_WHAT IS REQUIRED_: Below are some records; retype all of them exactly.

* BEGIN EXTRACTED MATERIAL *

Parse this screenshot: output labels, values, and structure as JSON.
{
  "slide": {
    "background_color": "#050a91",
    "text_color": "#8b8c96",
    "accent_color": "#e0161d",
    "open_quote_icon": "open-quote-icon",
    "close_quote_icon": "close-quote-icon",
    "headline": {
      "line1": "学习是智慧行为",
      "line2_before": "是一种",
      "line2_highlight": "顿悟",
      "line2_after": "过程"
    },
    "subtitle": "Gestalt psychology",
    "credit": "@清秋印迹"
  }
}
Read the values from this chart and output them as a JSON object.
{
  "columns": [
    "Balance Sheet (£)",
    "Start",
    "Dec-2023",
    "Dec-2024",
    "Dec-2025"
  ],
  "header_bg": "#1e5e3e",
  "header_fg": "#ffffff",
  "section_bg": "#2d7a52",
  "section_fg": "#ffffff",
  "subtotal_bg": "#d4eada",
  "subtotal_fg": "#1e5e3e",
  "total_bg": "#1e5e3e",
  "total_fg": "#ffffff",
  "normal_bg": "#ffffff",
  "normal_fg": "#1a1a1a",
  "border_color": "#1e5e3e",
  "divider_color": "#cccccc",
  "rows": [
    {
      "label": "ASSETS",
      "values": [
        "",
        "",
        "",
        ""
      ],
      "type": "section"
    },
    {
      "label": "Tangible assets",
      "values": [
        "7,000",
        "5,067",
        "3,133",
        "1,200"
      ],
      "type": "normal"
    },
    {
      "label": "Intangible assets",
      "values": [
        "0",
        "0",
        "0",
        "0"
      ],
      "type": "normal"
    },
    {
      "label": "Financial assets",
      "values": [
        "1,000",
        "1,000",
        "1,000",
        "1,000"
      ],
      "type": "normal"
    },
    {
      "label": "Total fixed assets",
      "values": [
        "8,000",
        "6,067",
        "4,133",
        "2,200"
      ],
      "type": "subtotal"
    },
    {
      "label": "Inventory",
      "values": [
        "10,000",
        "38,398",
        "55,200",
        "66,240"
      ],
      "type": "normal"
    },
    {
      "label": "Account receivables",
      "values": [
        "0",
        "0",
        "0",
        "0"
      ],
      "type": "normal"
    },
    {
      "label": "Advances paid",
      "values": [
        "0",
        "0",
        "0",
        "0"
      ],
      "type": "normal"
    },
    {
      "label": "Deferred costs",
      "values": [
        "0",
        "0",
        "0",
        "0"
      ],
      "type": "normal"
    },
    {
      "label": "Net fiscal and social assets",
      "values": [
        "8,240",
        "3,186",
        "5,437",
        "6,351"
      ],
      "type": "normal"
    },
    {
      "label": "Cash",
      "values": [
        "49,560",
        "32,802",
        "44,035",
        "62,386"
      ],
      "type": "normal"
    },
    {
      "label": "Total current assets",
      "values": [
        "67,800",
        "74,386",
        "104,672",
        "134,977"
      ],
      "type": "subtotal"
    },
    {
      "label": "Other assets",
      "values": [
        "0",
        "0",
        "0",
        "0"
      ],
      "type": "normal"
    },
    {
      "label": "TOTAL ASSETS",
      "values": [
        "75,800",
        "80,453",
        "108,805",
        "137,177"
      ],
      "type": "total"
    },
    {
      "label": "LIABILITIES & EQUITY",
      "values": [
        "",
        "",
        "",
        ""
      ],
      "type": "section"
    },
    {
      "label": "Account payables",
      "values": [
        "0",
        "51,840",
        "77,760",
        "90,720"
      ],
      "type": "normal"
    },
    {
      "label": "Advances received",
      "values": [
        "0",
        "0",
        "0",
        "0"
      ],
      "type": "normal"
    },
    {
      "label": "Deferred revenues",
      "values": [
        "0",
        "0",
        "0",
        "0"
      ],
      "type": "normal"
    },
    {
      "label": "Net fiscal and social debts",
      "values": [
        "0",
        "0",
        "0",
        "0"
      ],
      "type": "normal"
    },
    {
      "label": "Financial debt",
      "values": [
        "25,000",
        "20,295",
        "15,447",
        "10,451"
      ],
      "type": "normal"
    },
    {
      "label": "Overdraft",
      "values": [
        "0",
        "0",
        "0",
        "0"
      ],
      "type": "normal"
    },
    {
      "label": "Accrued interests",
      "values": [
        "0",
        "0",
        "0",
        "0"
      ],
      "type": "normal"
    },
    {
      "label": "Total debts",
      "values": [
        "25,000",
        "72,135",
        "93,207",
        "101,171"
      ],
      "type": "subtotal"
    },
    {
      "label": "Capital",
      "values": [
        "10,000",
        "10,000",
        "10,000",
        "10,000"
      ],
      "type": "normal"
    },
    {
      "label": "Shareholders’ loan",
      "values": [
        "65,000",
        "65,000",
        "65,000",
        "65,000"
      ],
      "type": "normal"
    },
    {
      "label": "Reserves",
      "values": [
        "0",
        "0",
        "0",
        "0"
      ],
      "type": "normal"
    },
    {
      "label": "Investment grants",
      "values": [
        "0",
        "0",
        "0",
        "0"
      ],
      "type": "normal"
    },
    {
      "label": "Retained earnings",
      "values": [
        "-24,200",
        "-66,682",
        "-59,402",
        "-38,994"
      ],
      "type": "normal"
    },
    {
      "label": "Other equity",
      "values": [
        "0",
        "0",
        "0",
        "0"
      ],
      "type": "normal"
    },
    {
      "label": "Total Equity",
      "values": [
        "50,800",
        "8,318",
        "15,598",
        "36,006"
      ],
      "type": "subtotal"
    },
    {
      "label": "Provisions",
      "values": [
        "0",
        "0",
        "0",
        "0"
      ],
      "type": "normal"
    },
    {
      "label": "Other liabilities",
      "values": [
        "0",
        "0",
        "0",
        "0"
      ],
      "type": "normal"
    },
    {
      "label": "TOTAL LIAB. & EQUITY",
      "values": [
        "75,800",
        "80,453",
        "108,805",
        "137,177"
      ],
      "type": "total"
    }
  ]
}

* END EXTRACTED MATERIAL *

_COMPLETE RESPONSE_:
Parse this screenshot: output labels, values, and structure as JSON.
{
  "slide": {
    "background_color": "#050a91",
    "text_color": "#8b8c96",
    "accent_color": "#e0161d",
    "open_quote_icon": "open-quote-icon",
    "close_quote_icon": "close-quote-icon",
    "headline": {
      "line1": "学习是智慧行为",
      "line2_before": "是一种",
      "line2_highlight": "顿悟",
      "line2_after": "过程"
    },
    "subtitle": "Gestalt psychology",
    "credit": "@清秋印迹"
  }
}
Read the values from this chart and output them as a JSON object.
{
  "columns": [
    "Balance Sheet (£)",
    "Start",
    "Dec-2023",
    "Dec-2024",
    "Dec-2025"
  ],
  "header_bg": "#1e5e3e",
  "header_fg": "#ffffff",
  "section_bg": "#2d7a52",
  "section_fg": "#ffffff",
  "subtotal_bg": "#d4eada",
  "subtotal_fg": "#1e5e3e",
  "total_bg": "#1e5e3e",
  "total_fg": "#ffffff",
  "normal_bg": "#ffffff",
  "normal_fg": "#1a1a1a",
  "border_color": "#1e5e3e",
  "divider_color": "#cccccc",
  "rows": [
    {
      "label": "ASSETS",
      "values": [
        "",
        "",
        "",
        ""
      ],
      "type": "section"
    },
    {
      "label": "Tangible assets",
      "values": [
        "7,000",
        "5,067",
        "3,133",
        "1,200"
      ],
      "type": "normal"
    },
    {
      "label": "Intangible assets",
      "values": [
        "0",
        "0",
        "0",
        "0"
      ],
      "type": "normal"
    },
    {
      "label": "Financial assets",
      "values": [
        "1,000",
        "1,000",
        "1,000",
        "1,000"
      ],
      "type": "normal"
    },
    {
      "label": "Total fixed assets",
      "values": [
        "8,000",
        "6,067",
        "4,133",
        "2,200"
      ],
      "type": "subtotal"
    },
    {
      "label": "Inventory",
      "values": [
        "10,000",
        "38,398",
        "55,200",
        "66,240"
      ],
      "type": "normal"
    },
    {
      "label": "Account receivables",
      "values": [
        "0",
        "0",
        "0",
        "0"
      ],
      "type": "normal"
    },
    {
      "label": "Advances paid",
      "values": [
        "0",
        "0",
        "0",
        "0"
      ],
      "type": "normal"
    },
    {
      "label": "Deferred costs",
      "values": [
        "0",
        "0",
        "0",
        "0"
      ],
      "type": "normal"
    },
    {
      "label": "Net fiscal and social assets",
      "values": [
        "8,240",
        "3,186",
        "5,437",
        "6,351"
      ],
      "type": "normal"
    },
    {
      "label": "Cash",
      "values": [
        "49,560",
        "32,802",
        "44,035",
        "62,386"
      ],
      "type": "normal"
    },
    {
      "label": "Total current assets",
      "values": [
        "67,800",
        "74,386",
        "104,672",
        "134,977"
      ],
      "type": "subtotal"
    },
    {
      "label": "Other assets",
      "values": [
        "0",
        "0",
        "0",
        "0"
      ],
      "type": "normal"
    },
    {
      "label": "TOTAL ASSETS",
      "values": [
        "75,800",
        "80,453",
        "108,805",
        "137,177"
      ],
      "type": "total"
    },
    {
      "label": "LIABILITIES & EQUITY",
      "values": [
        "",
        "",
        "",
        ""
      ],
      "type": "section"
    },
    {
      "label": "Account payables",
      "values": [
        "0",
        "51,840",
        "77,760",
        "90,720"
      ],
      "type": "normal"
    },
    {
      "label": "Advances received",
      "values": [
        "0",
        "0",
        "0",
        "0"
      ],
      "type": "normal"
    },
    {
      "label": "Deferred revenues",
      "values": [
        "0",
        "0",
        "0",
        "0"
      ],
      "type": "normal"
    },
    {
      "label": "Net fiscal and social debts",
      "values": [
        "0",
        "0",
        "0",
        "0"
      ],
      "type": "normal"
    },
    {
      "label": "Financial debt",
      "values": [
        "25,000",
        "20,295",
        "15,447",
        "10,451"
      ],
      "type": "normal"
    },
    {
      "label": "Overdraft",
      "values": [
        "0",
        "0",
        "0",
        "0"
      ],
      "type": "normal"
    },
    {
      "label": "Accrued interests",
      "values": [
        "0",
        "0",
        "0",
        "0"
      ],
      "type": "normal"
    },
    {
      "label": "Total debts",
      "values": [
        "25,000",
        "72,135",
        "93,207",
        "101,171"
      ],
      "type": "subtotal"
    },
    {
      "label": "Capital",
      "values": [
        "10,000",
        "10,000",
        "10,000",
        "10,000"
      ],
      "type": "normal"
    },
    {
      "label": "Shareholders’ loan",
      "values": [
        "65,000",
        "65,000",
        "65,000",
        "65,000"
      ],
      "type": "normal"
    },
    {
      "label": "Reserves",
      "values": [
        "0",
        "0",
        "0",
        "0"
      ],
      "type": "normal"
    },
    {
      "label": "Investment grants",
      "values": [
        "0",
        "0",
        "0",
        "0"
      ],
      "type": "normal"
    },
    {
      "label": "Retained earnings",
      "values": [
        "-24,200",
        "-66,682",
        "-59,402",
        "-38,994"
      ],
      "type": "normal"
    },
    {
      "label": "Other equity",
      "values": [
        "0",
        "0",
        "0",
        "0"
      ],
      "type": "normal"
    },
    {
      "label": "Total Equity",
      "values": [
        "50,800",
        "8,318",
        "15,598",
        "36,006"
      ],
      "type": "subtotal"
    },
    {
      "label": "Provisions",
      "values": [
        "0",
        "0",
        "0",
        "0"
      ],
      "type": "normal"
    },
    {
      "label": "Other liabilities",
      "values": [
        "0",
        "0",
        "0",
        "0"
      ],
      "type": "normal"
    },
    {
      "label": "TOTAL LIAB. & EQUITY",
      "values": [
        "75,800",
        "80,453",
        "108,805",
        "137,177"
      ],
      "type": "total"
    }
  ]
}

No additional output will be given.